Do this:
Check every line of the material below for the string "staff", and return the ones that have it.

Records for the task:

•••

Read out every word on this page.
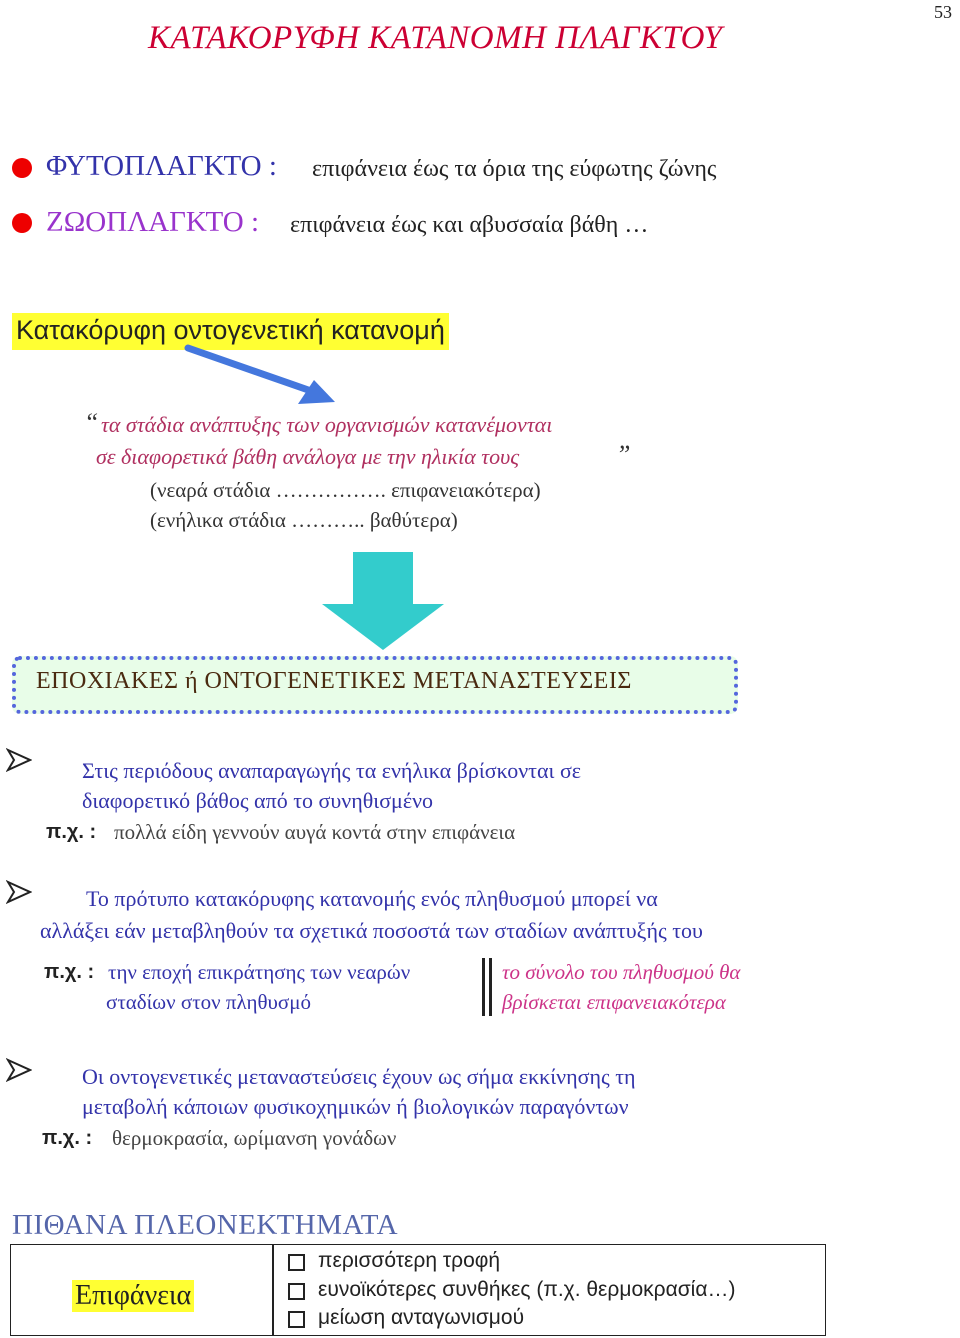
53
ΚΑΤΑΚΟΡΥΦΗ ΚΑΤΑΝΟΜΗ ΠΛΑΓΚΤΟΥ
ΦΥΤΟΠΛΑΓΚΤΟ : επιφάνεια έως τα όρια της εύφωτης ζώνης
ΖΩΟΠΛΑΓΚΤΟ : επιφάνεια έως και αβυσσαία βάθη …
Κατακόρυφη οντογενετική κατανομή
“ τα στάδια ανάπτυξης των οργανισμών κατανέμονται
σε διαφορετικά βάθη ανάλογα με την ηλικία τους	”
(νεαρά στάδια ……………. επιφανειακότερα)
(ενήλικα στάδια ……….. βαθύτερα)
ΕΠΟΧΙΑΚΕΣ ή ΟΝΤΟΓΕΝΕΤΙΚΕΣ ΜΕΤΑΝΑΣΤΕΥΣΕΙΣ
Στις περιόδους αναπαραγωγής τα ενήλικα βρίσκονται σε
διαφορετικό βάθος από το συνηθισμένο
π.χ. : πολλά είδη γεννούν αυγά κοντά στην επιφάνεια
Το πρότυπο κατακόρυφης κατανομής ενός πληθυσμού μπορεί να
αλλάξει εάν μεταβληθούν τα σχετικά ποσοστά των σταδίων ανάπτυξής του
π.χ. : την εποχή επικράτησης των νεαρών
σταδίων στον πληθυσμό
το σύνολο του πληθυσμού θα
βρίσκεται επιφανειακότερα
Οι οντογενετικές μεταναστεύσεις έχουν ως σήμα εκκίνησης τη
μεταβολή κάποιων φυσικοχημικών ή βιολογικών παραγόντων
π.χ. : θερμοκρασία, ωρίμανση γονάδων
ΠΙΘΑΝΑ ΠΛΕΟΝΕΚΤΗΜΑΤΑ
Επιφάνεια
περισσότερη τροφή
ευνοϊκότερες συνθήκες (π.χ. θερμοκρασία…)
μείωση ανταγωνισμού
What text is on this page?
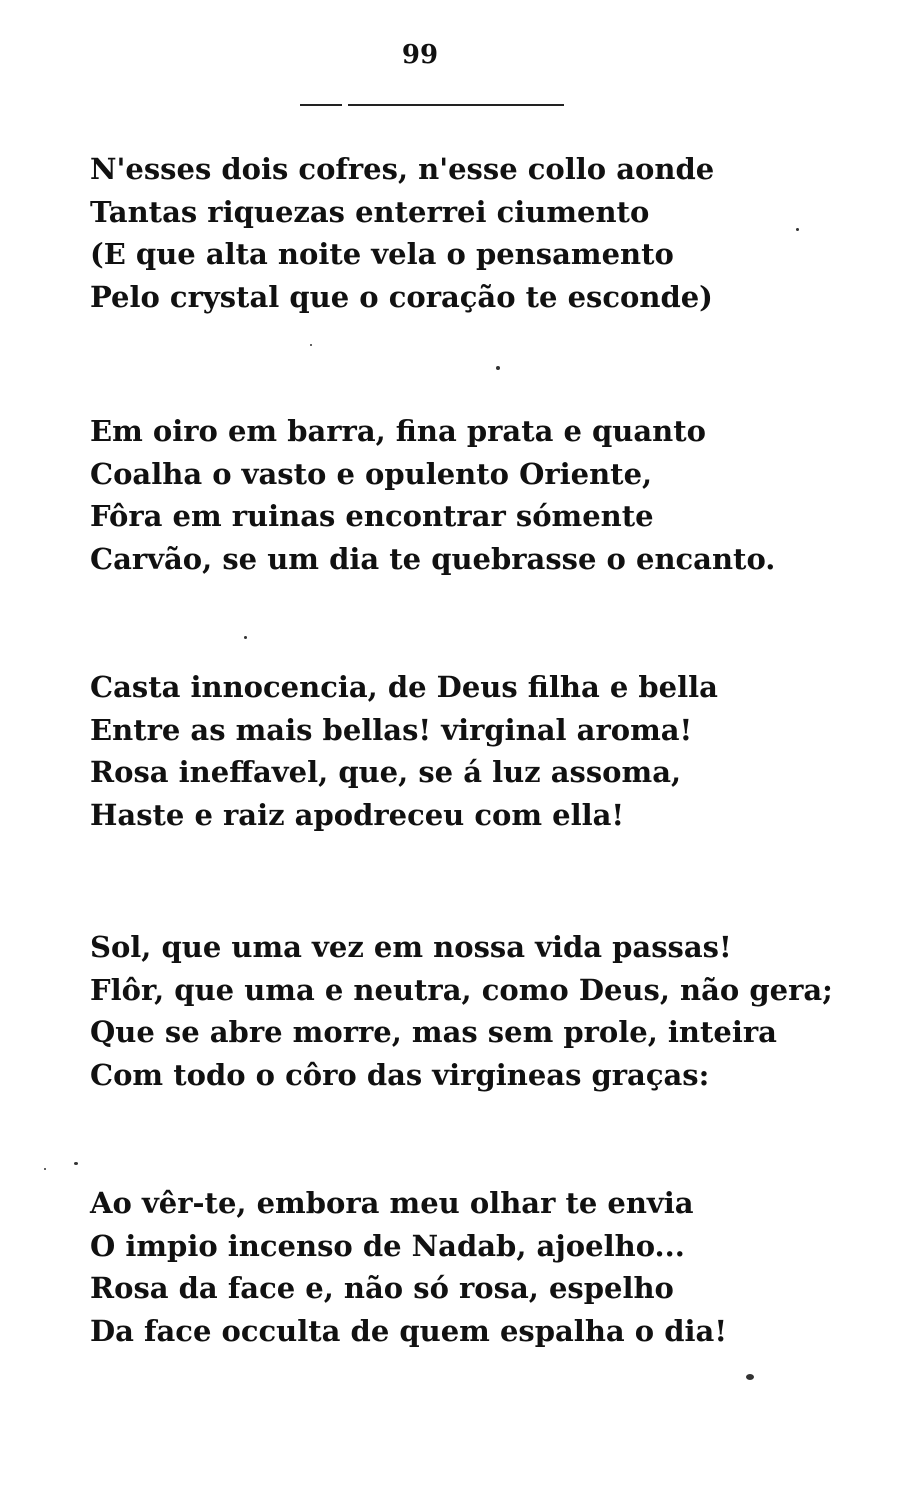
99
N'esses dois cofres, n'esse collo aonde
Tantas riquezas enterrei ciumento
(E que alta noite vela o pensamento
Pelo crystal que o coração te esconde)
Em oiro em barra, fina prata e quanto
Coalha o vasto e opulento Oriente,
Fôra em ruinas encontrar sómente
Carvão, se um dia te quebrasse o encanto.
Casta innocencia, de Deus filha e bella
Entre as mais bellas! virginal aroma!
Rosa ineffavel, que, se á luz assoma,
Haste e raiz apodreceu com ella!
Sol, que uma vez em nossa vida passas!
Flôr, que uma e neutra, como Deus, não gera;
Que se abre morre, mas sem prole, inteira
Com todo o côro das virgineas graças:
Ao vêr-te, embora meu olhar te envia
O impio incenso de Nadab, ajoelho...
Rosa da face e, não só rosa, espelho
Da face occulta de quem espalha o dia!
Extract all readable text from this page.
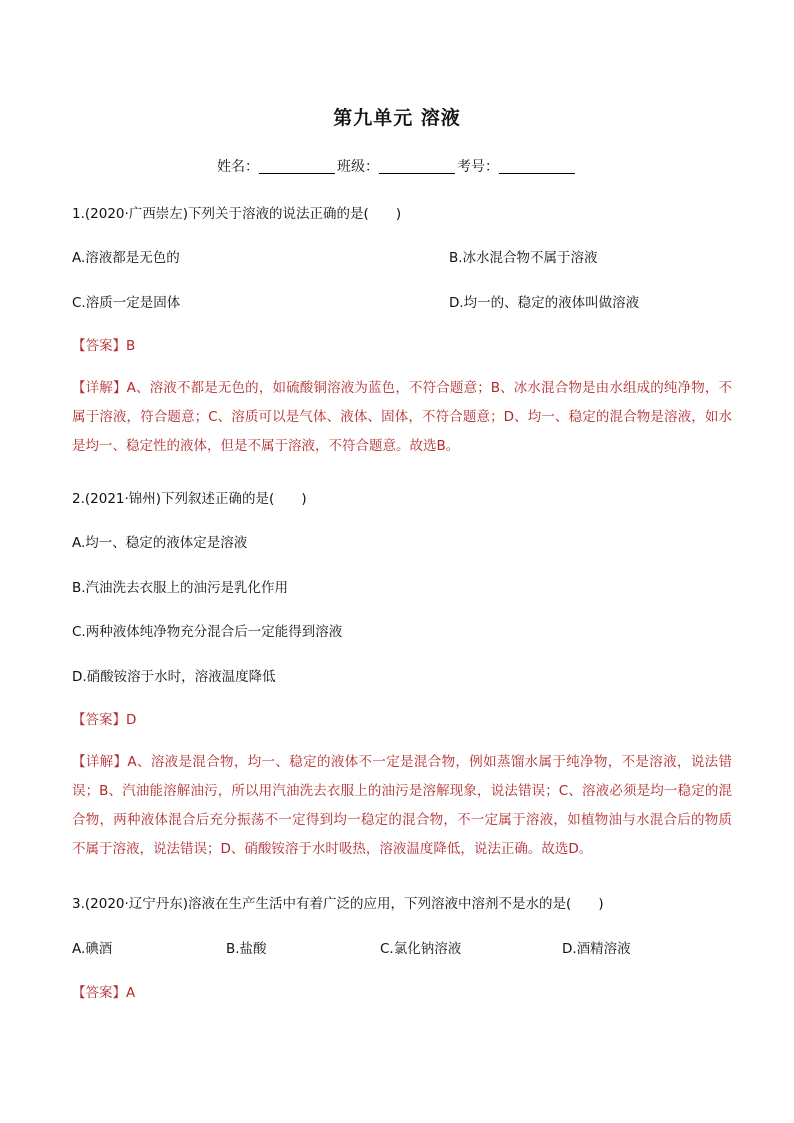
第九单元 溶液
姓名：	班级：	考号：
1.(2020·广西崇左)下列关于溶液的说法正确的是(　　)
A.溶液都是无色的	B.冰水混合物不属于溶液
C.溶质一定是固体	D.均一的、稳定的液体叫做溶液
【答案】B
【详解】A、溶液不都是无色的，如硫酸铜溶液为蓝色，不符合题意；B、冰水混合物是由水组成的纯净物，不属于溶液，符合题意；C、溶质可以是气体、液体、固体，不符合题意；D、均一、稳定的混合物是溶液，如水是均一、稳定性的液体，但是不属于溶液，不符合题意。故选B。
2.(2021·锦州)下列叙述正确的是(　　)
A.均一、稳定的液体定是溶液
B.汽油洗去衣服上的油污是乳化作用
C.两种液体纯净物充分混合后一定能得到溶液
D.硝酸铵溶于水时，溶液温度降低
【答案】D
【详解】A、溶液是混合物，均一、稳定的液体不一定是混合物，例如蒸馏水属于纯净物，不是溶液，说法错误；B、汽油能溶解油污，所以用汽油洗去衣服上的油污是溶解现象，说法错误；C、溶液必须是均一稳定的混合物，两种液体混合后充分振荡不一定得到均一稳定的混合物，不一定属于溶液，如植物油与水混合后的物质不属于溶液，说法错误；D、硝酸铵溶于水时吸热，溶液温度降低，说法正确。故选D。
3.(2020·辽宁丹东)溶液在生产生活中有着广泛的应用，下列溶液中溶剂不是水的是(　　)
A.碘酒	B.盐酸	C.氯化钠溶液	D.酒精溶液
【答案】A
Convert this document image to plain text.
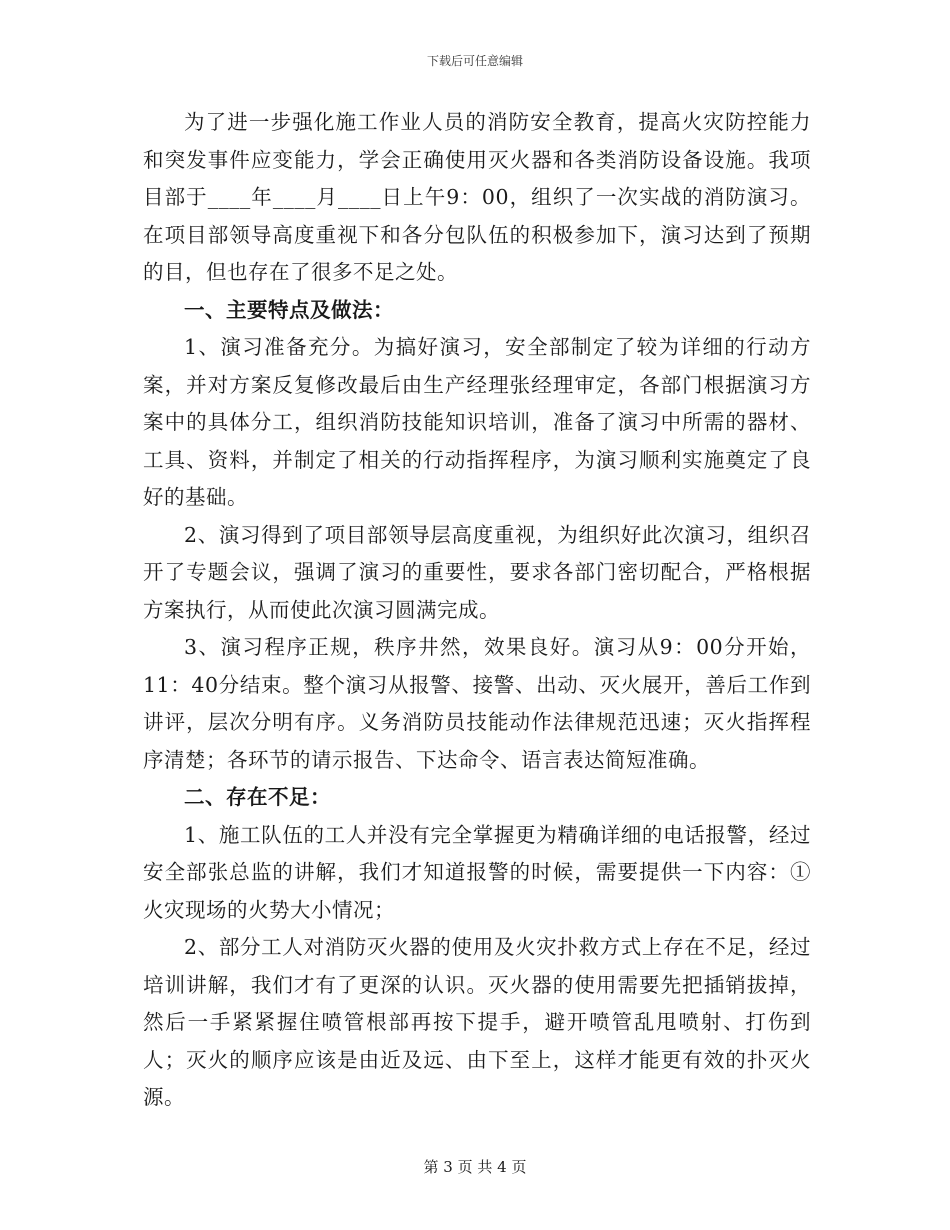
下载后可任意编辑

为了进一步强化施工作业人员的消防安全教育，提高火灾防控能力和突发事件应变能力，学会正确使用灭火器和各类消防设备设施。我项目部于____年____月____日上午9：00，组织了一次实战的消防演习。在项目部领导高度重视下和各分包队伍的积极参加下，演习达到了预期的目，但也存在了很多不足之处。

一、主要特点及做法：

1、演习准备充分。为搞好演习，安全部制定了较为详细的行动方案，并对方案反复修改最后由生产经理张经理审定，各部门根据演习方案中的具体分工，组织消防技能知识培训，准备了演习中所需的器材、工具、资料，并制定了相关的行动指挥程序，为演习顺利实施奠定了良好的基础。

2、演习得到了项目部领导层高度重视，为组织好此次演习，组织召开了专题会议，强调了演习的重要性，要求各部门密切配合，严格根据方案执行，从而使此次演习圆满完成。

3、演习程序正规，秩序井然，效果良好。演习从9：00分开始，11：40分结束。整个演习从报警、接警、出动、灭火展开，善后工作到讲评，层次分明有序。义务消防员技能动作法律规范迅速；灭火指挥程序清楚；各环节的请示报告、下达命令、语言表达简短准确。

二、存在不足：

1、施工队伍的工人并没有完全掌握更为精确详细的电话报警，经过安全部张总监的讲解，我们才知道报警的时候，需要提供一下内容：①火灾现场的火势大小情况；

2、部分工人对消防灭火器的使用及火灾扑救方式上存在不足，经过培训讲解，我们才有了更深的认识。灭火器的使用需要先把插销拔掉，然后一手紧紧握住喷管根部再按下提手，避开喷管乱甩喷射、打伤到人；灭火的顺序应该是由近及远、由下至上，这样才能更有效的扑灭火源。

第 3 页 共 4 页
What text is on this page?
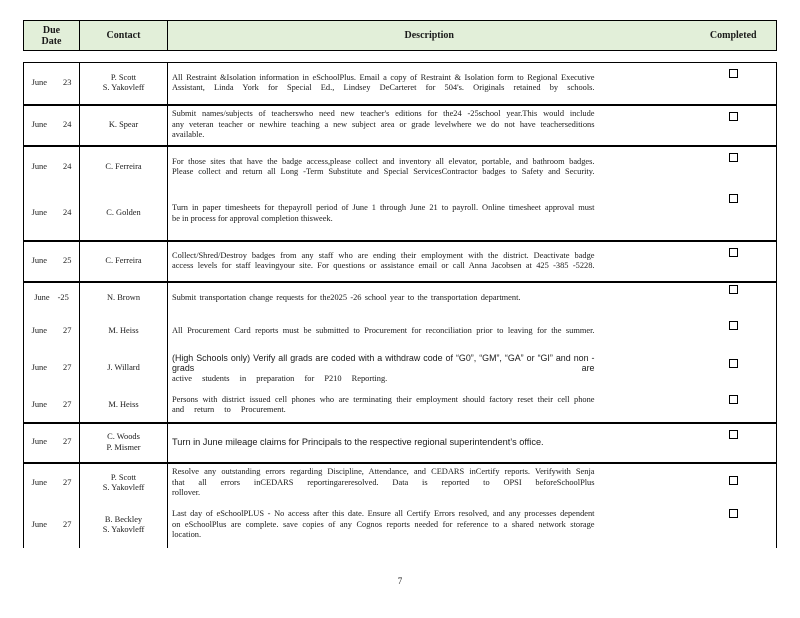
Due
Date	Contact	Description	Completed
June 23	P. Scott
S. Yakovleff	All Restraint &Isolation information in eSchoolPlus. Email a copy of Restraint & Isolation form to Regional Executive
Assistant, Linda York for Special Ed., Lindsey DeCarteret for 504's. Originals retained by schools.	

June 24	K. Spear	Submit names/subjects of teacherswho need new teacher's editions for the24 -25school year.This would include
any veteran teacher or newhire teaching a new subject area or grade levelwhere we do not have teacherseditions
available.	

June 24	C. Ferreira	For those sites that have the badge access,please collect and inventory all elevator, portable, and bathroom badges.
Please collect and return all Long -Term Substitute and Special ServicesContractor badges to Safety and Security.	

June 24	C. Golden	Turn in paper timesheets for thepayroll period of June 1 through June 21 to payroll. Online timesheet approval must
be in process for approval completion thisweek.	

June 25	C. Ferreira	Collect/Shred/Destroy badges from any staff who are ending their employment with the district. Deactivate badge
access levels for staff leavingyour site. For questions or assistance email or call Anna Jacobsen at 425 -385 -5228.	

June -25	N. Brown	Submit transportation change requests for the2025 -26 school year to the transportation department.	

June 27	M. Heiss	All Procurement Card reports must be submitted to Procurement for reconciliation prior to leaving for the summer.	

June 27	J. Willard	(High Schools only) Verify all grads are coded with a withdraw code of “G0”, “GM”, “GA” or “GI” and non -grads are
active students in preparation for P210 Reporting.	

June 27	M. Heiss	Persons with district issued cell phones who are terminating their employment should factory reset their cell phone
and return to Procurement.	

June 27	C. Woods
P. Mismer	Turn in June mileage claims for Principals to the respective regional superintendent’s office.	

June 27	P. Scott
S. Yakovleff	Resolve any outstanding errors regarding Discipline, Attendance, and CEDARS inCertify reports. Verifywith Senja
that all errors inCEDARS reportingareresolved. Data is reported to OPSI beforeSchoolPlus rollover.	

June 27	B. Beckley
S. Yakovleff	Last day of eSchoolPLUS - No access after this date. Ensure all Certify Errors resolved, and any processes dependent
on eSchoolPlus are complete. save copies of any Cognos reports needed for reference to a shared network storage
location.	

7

•••

Response to this task:
June 25	C. Ferreira	Collect/Shred/Destroy badges from any staff who are ending their employment with the district. Deactivate badge
access levels for staff leavingyour site. For questions or assistance email or call Anna Jacobsen at 425 -385 -5228.	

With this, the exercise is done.